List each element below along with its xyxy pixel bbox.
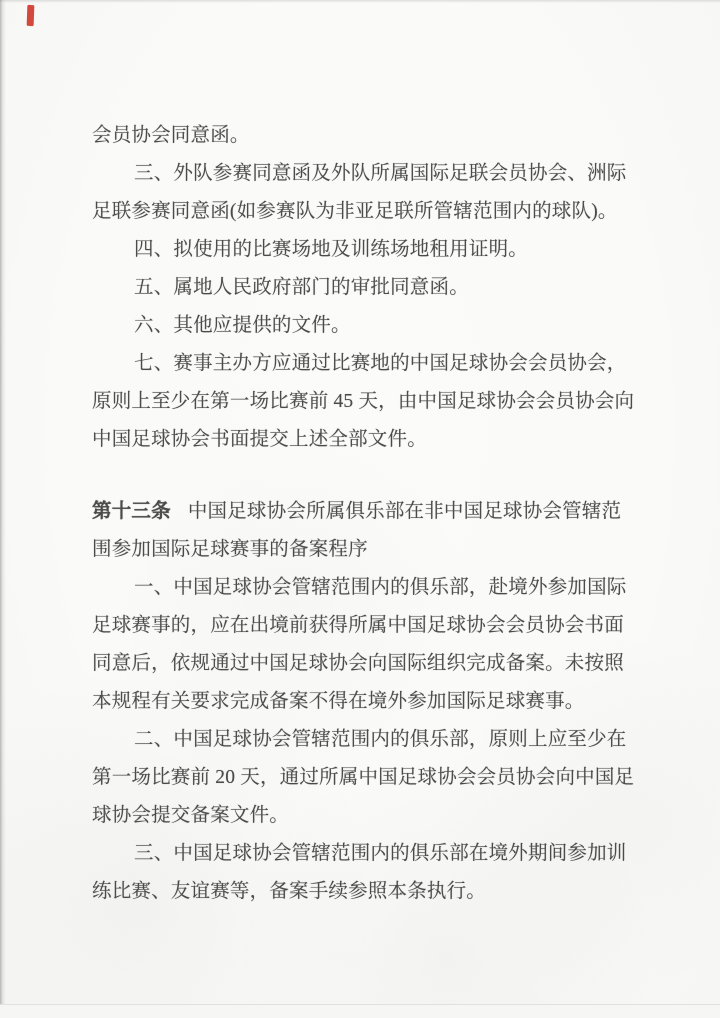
text-line: 练比赛、友谊赛等，备案手续参照本条执行。 — [92, 873, 637, 911]
text-line: 五、属地人民政府部门的审批同意函。 — [92, 269, 637, 307]
text-line: 三、外队参赛同意函及外队所属国际足联会员协会、洲际 — [92, 155, 637, 193]
red-pen-mark — [27, 5, 35, 26]
text-line: 第一场比赛前 20 天，通过所属中国足球协会会员协会向中国足 — [92, 759, 637, 797]
text-line: 中国足球协会书面提交上述全部文件。 — [92, 421, 637, 459]
text-line: 足联参赛同意函(如参赛队为非亚足联所管辖范围内的球队)。 — [92, 193, 637, 231]
article-heading-line: 第十三条中国足球协会所属俱乐部在非中国足球协会管辖范 — [92, 493, 637, 531]
text-line: 同意后，依规通过中国足球协会向国际组织完成备案。未按照 — [92, 645, 637, 683]
text-line: 球协会提交备案文件。 — [92, 797, 637, 835]
scanned-document-page: 会员协会同意函。三、外队参赛同意函及外队所属国际足联会员协会、洲际足联参赛同意函… — [0, 0, 720, 1018]
page-bottom-edge — [0, 1004, 720, 1018]
text-line: 原则上至少在第一场比赛前 45 天，由中国足球协会会员协会向 — [92, 383, 637, 421]
text-line: 七、赛事主办方应通过比赛地的中国足球协会会员协会， — [92, 345, 637, 383]
article-number: 第十三条 — [92, 501, 171, 522]
document-lines: 会员协会同意函。三、外队参赛同意函及外队所属国际足联会员协会、洲际足联参赛同意函… — [92, 117, 637, 911]
text-line: 四、拟使用的比赛场地及训练场地租用证明。 — [92, 231, 637, 269]
text-line: 三、中国足球协会管辖范围内的俱乐部在境外期间参加训 — [92, 835, 637, 873]
page-left-edge — [0, 0, 6, 1018]
text-line: 二、中国足球协会管辖范围内的俱乐部，原则上应至少在 — [92, 721, 637, 759]
article-heading-text: 中国足球协会所属俱乐部在非中国足球协会管辖范 — [188, 501, 621, 522]
page-top-edge — [0, 0, 720, 3]
text-line: 六、其他应提供的文件。 — [92, 307, 637, 345]
text-line: 围参加国际足球赛事的备案程序 — [92, 531, 637, 569]
text-line: 会员协会同意函。 — [92, 117, 637, 155]
text-line: 本规程有关要求完成备案不得在境外参加国际足球赛事。 — [92, 683, 637, 721]
text-line: 一、中国足球协会管辖范围内的俱乐部，赴境外参加国际 — [92, 569, 637, 607]
text-line: 足球赛事的，应在出境前获得所属中国足球协会会员协会书面 — [92, 607, 637, 645]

-*-

◆ WHAT TO WORK ON
Starting with the line containing "text-line: 练比赛、友谊赛等，备案手续参照本条执行。 —" and going on through the line containing "red-pen-mark — [27, 5, 35, 26]", write out those entries again exactly, both ends included.

◆ SOLUTION BELOW
text-line: 练比赛、友谊赛等，备案手续参照本条执行。 — [92, 873, 637, 911]
text-line: 五、属地人民政府部门的审批同意函。 — [92, 269, 637, 307]
text-line: 三、外队参赛同意函及外队所属国际足联会员协会、洲际 — [92, 155, 637, 193]
red-pen-mark — [27, 5, 35, 26]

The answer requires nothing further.